ROWS:
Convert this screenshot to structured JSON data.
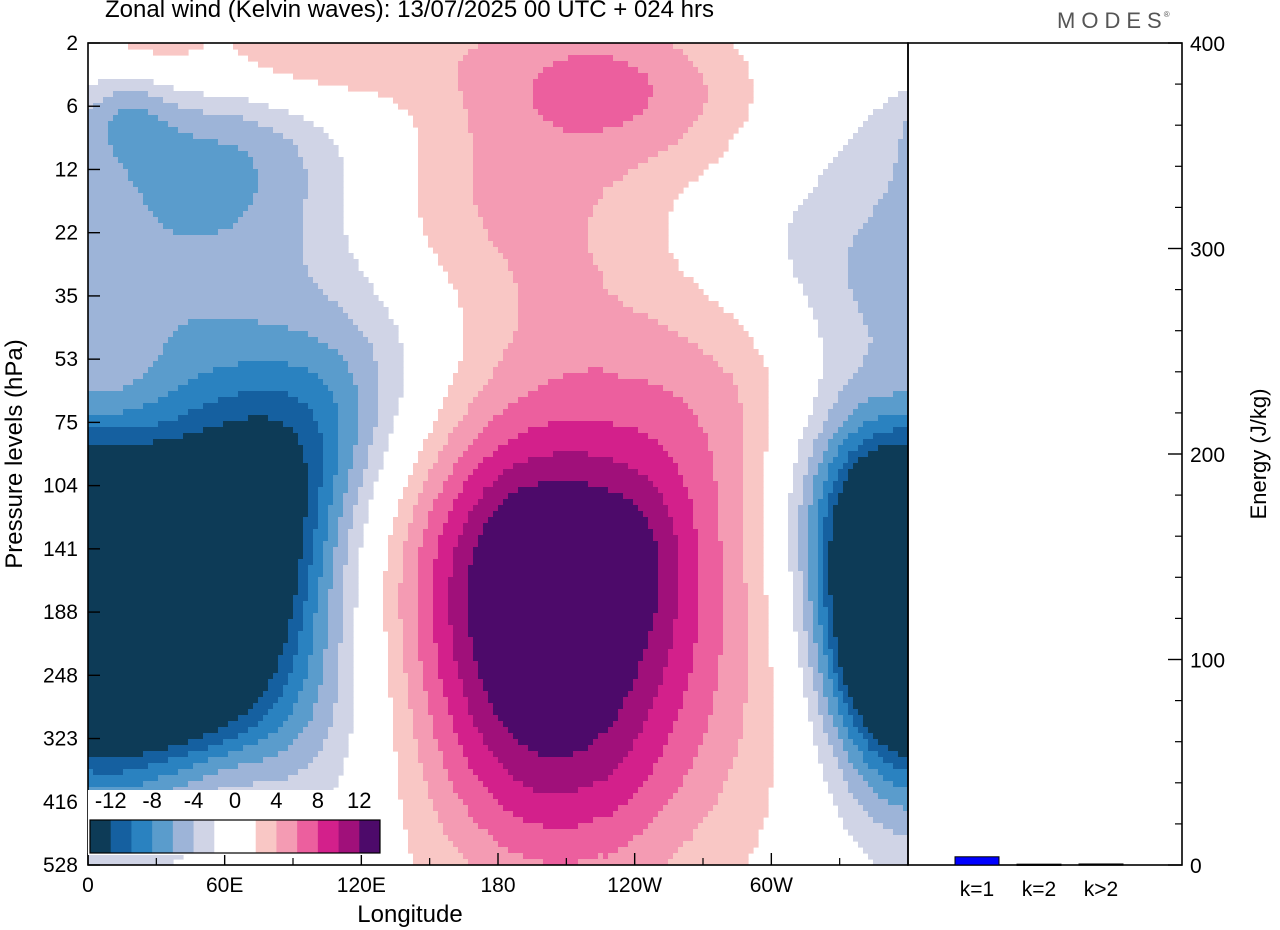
{
  "header": {
    "title": "Zonal wind (Kelvin waves):  13/07/2025  00 UTC  + 024 hrs",
    "brand": "MODES",
    "brand_mark": "®"
  },
  "chart_data": [
    {
      "type": "heatmap",
      "title": "Zonal wind (Kelvin waves):  13/07/2025  00 UTC  + 024 hrs",
      "xlabel": "Longitude",
      "ylabel": "Pressure levels (hPa)",
      "x_ticks": [
        "0",
        "60E",
        "120E",
        "180",
        "120W",
        "60W"
      ],
      "x_tick_degrees": [
        0,
        60,
        120,
        180,
        240,
        300
      ],
      "x_range": [
        0,
        360
      ],
      "y_ticks": [
        2,
        6,
        12,
        22,
        35,
        53,
        75,
        104,
        141,
        188,
        248,
        323,
        416,
        528
      ],
      "y_axis": "pressure, decreasing upward (528 hPa at bottom, 2 hPa at top)",
      "colorbar": {
        "labels": [
          "-12",
          "-8",
          "-4",
          "0",
          "4",
          "8",
          "12"
        ],
        "label_values": [
          -12,
          -8,
          -4,
          0,
          4,
          8,
          12
        ],
        "levels": [
          -14,
          -12,
          -10,
          -8,
          -6,
          -4,
          -2,
          0,
          2,
          4,
          6,
          8,
          10,
          12,
          14
        ],
        "colors": [
          "#0d3b57",
          "#1560a0",
          "#2a82c0",
          "#5a9ccc",
          "#9db4d8",
          "#d0d4e6",
          "#ffffff",
          "#ffffff",
          "#f9c7c5",
          "#f49bb3",
          "#ec5f9e",
          "#d3208b",
          "#a0107a",
          "#4d0a6a"
        ]
      },
      "features": [
        {
          "name": "easterly core",
          "longitude_deg": 40,
          "pressure_hPa": 160,
          "value": -14
        },
        {
          "name": "easterly lower band",
          "longitude_deg": 8,
          "pressure_hPa": 190,
          "value": -8
        },
        {
          "name": "easterly east flank",
          "longitude_deg": 349,
          "pressure_hPa": 200,
          "value": -8
        },
        {
          "name": "westerly core",
          "longitude_deg": 197,
          "pressure_hPa": 141,
          "value": 13
        },
        {
          "name": "westerly second max",
          "longitude_deg": 240,
          "pressure_hPa": 141,
          "value": 10
        },
        {
          "name": "westerly upper band",
          "longitude_deg": 150,
          "pressure_hPa": 12,
          "value": 6
        },
        {
          "name": "easterly upper band",
          "longitude_deg": 100,
          "pressure_hPa": 6,
          "value": -6
        }
      ]
    },
    {
      "type": "bar",
      "ylabel": "Energy (J/kg)",
      "categories": [
        "k=1",
        "k=2",
        "k>2"
      ],
      "values": [
        4,
        0.4,
        0.5
      ],
      "ylim": [
        0,
        400
      ],
      "y_ticks": [
        0,
        100,
        200,
        300,
        400
      ],
      "bar_colors": [
        "#0000ff",
        "#000000",
        "#000000"
      ]
    }
  ]
}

PROBLEM TO SOLVE:
Read the entries and pick out all lines that include the word "Kelvin".

FULL RESPONSE:
    "title": "Zonal wind (Kelvin waves):  13/07/2025  00 UTC  + 024 hrs",
      "title": "Zonal wind (Kelvin waves):  13/07/2025  00 UTC  + 024 hrs",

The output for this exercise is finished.